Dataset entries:
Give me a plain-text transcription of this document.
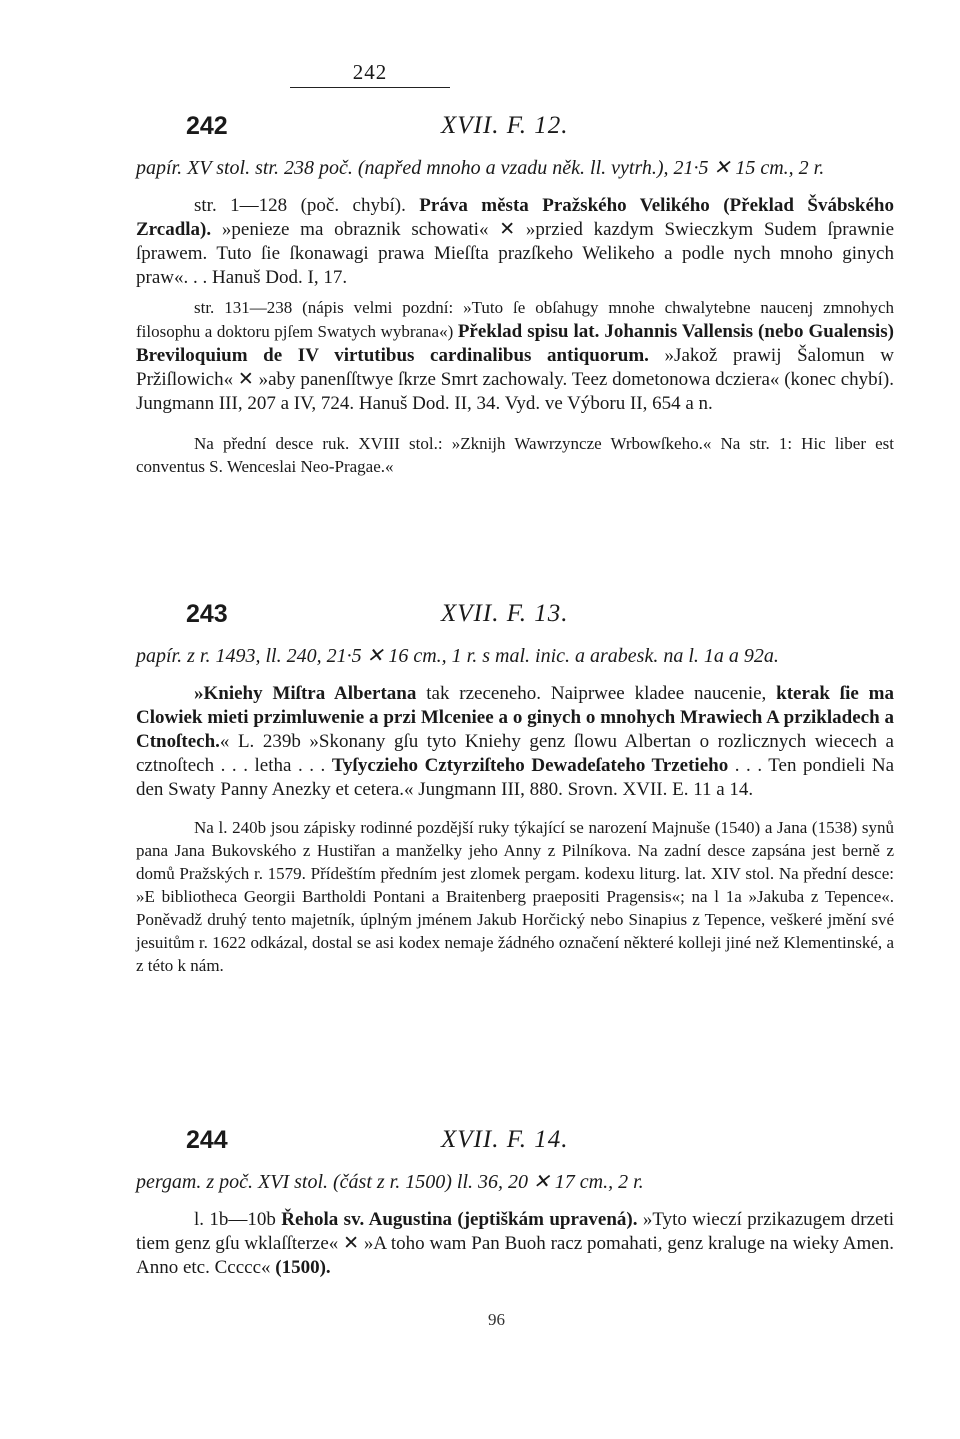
242
242	XVII. F. 12.

papír. XV stol. str. 238 poč. (napřed mnoho a vzadu něk. ll. vytrh.), 21·5 ✕ 15 cm., 2 r.

str. 1—128 (poč. chybí). Práva města Pražského Velikého (Překlad Švábského Zrcadla). »penieze ma obraznik schowati« ✕ »przied kazdym Swieczkym Sudem ſprawnie ſprawem. Tuto ſie ſkonawagi prawa Mieſſta prazſkeho Welikeho a podle nych mnoho ginych praw«. . . Hanuš Dod. I, 17.

str. 131—238 (nápis velmi pozdní: »Tuto ſe obſahugy mnohe chwalytebne naucenj zmnohych filosophu a doktoru pjſem Swatych wybrana«) Překlad spisu lat. Johannis Vallensis (nebo Gualensis) Breviloquium de IV virtutibus cardinalibus antiquorum. »Jakož prawij Šalomun w Pržiſlowich« ✕ »aby panenſſtwye ſkrze Smrt zachowaly. Teez dometonowa dcziera« (konec chybí). Jungmann III, 207 a IV, 724. Hanuš Dod. II, 34. Vyd. ve Výboru II, 654 a n.

Na přední desce ruk. XVIII stol.: »Zknijh Wawrzyncze Wrbowſkeho.« Na str. 1: Hic liber est conventus S. Wenceslai Neo-Pragae.«

243	XVII. F. 13.

papír. z r. 1493, ll. 240, 21·5 ✕ 16 cm., 1 r. s mal. inic. a arabesk. na l. 1a a 92a.

»Kniehy Miſtra Albertana tak rzeceneho. Naiprwee kladee naucenie, kterak ſie ma Clowiek mieti przimluwenie a przi Mlceniee a o ginych o mnohych Mrawiech A przikladech a Ctnoſtech.« L. 239b »Skonany gſu tyto Kniehy genz ſlowu Albertan o rozlicznych wiecech a cztnoſtech . . . letha . . . Tyſyczieho Cztyrziſteho Dewadeſateho Trzetieho . . . Ten pondieli Na den Swaty Panny Anezky et cetera.« Jungmann III, 880. Srovn. XVII. E. 11 a 14.

Na l. 240b jsou zápisky rodinné pozdější ruky týkající se narození Majnuše (1540) a Jana (1538) synů pana Jana Bukovského z Hustiřan a manželky jeho Anny z Pilníkova. Na zadní desce zapsána jest berně z domů Pražských r. 1579. Přídeštím předním jest zlomek pergam. kodexu liturg. lat. XIV stol. Na přední desce: »E bibliotheca Georgii Bartholdi Pontani a Braitenberg praepositi Pragensis«; na l 1a »Jakuba z Tepence«. Poněvadž druhý tento majetník, úplným jménem Jakub Horčický nebo Sinapius z Tepence, veškeré jmění své jesuitům r. 1622 odkázal, dostal se asi kodex nemaje žádného označení některé kolleji jiné než Klementinské, a z této k nám.

244	XVII. F. 14.

pergam. z poč. XVI stol. (část z r. 1500) ll. 36, 20 ✕ 17 cm., 2 r.

l. 1b—10b Řehola sv. Augustina (jeptiškám upravená). »Tyto wieczí przikazugem drzeti tiem genz gſu wklaſſterze« ✕ »A toho wam Pan Buoh racz pomahati, genz kraluge na wieky Amen. Anno etc. Ccccc« (1500).

96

Task to complete
Locate the lines above that hold the word "pergam". Show every one of them.

In response
Na l. 240b jsou zápisky rodinné pozdější ruky týkající se narození Majnuše (1540) a Jana (1538) synů pana Jana Bukovského z Hustiřan a manželky jeho Anny z Pilníkova. Na zadní desce zapsána jest berně z domů Pražských r. 1579. Přídeštím předním jest zlomek pergam. kodexu liturg. lat. XIV stol. Na přední desce: »E bibliotheca Georgii Bartholdi Pontani a Braitenberg praepositi Pragensis«; na l 1a »Jakuba z Tepence«. Poněvadž druhý tento majetník, úplným jménem Jakub Horčický nebo Sinapius z Tepence, veškeré jmění své jesuitům r. 1622 odkázal, dostal se asi kodex nemaje žádného označení některé kolleji jiné než Klementinské, a z této k nám.
pergam. z poč. XVI stol. (část z r. 1500) ll. 36, 20 ✕ 17 cm., 2 r.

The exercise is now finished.